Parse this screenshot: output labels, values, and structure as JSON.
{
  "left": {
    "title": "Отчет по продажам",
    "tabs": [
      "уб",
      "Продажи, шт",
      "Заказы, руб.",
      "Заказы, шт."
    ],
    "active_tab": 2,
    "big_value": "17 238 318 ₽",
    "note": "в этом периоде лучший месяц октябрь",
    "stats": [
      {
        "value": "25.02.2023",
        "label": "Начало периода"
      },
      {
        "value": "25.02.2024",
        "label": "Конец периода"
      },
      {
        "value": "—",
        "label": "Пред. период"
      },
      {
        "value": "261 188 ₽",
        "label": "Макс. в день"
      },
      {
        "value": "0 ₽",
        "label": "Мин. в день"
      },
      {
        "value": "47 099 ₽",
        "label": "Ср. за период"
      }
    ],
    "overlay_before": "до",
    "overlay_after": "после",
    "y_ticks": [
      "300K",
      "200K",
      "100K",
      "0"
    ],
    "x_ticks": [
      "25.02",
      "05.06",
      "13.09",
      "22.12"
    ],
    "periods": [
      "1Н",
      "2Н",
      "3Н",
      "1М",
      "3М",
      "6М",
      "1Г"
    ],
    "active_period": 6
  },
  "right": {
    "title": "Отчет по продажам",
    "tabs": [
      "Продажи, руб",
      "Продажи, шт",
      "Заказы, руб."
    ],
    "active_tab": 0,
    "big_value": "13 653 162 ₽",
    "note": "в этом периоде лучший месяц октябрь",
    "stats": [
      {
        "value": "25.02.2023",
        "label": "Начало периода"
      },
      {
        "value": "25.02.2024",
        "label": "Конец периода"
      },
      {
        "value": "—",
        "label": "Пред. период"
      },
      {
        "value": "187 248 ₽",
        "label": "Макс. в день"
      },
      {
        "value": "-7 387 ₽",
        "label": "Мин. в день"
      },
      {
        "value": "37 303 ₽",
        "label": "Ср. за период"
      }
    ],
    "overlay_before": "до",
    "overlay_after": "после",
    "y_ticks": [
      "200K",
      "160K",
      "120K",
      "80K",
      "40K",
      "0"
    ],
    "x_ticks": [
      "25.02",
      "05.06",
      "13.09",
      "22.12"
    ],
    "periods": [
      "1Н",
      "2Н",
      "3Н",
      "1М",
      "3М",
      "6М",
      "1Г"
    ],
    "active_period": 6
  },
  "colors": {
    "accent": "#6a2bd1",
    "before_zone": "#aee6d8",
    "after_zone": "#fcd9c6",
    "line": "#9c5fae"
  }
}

#####

YOUR TASK: Your task is to print the whole listing again exactly.

PROBLEM SOLUTION:
Parse this screenshot: output labels, values, and structure as JSON.
{
  "left": {
    "title": "Отчет по продажам",
    "tabs": [
      "уб",
      "Продажи, шт",
      "Заказы, руб.",
      "Заказы, шт."
    ],
    "active_tab": 2,
    "big_value": "17 238 318 ₽",
    "note": "в этом периоде лучший месяц октябрь",
    "stats": [
      {
        "value": "25.02.2023",
        "label": "Начало периода"
      },
      {
        "value": "25.02.2024",
        "label": "Конец периода"
      },
      {
        "value": "—",
        "label": "Пред. период"
      },
      {
        "value": "261 188 ₽",
        "label": "Макс. в день"
      },
      {
        "value": "0 ₽",
        "label": "Мин. в день"
      },
      {
        "value": "47 099 ₽",
        "label": "Ср. за период"
      }
    ],
    "overlay_before": "до",
    "overlay_after": "после",
    "y_ticks": [
      "300K",
      "200K",
      "100K",
      "0"
    ],
    "x_ticks": [
      "25.02",
      "05.06",
      "13.09",
      "22.12"
    ],
    "periods": [
      "1Н",
      "2Н",
      "3Н",
      "1М",
      "3М",
      "6М",
      "1Г"
    ],
    "active_period": 6
  },
  "right": {
    "title": "Отчет по продажам",
    "tabs": [
      "Продажи, руб",
      "Продажи, шт",
      "Заказы, руб."
    ],
    "active_tab": 0,
    "big_value": "13 653 162 ₽",
    "note": "в этом периоде лучший месяц октябрь",
    "stats": [
      {
        "value": "25.02.2023",
        "label": "Начало периода"
      },
      {
        "value": "25.02.2024",
        "label": "Конец периода"
      },
      {
        "value": "—",
        "label": "Пред. период"
      },
      {
        "value": "187 248 ₽",
        "label": "Макс. в день"
      },
      {
        "value": "-7 387 ₽",
        "label": "Мин. в день"
      },
      {
        "value": "37 303 ₽",
        "label": "Ср. за период"
      }
    ],
    "overlay_before": "до",
    "overlay_after": "после",
    "y_ticks": [
      "200K",
      "160K",
      "120K",
      "80K",
      "40K",
      "0"
    ],
    "x_ticks": [
      "25.02",
      "05.06",
      "13.09",
      "22.12"
    ],
    "periods": [
      "1Н",
      "2Н",
      "3Н",
      "1М",
      "3М",
      "6М",
      "1Г"
    ],
    "active_period": 6
  },
  "colors": {
    "accent": "#6a2bd1",
    "before_zone": "#aee6d8",
    "after_zone": "#fcd9c6",
    "line": "#9c5fae"
  }
}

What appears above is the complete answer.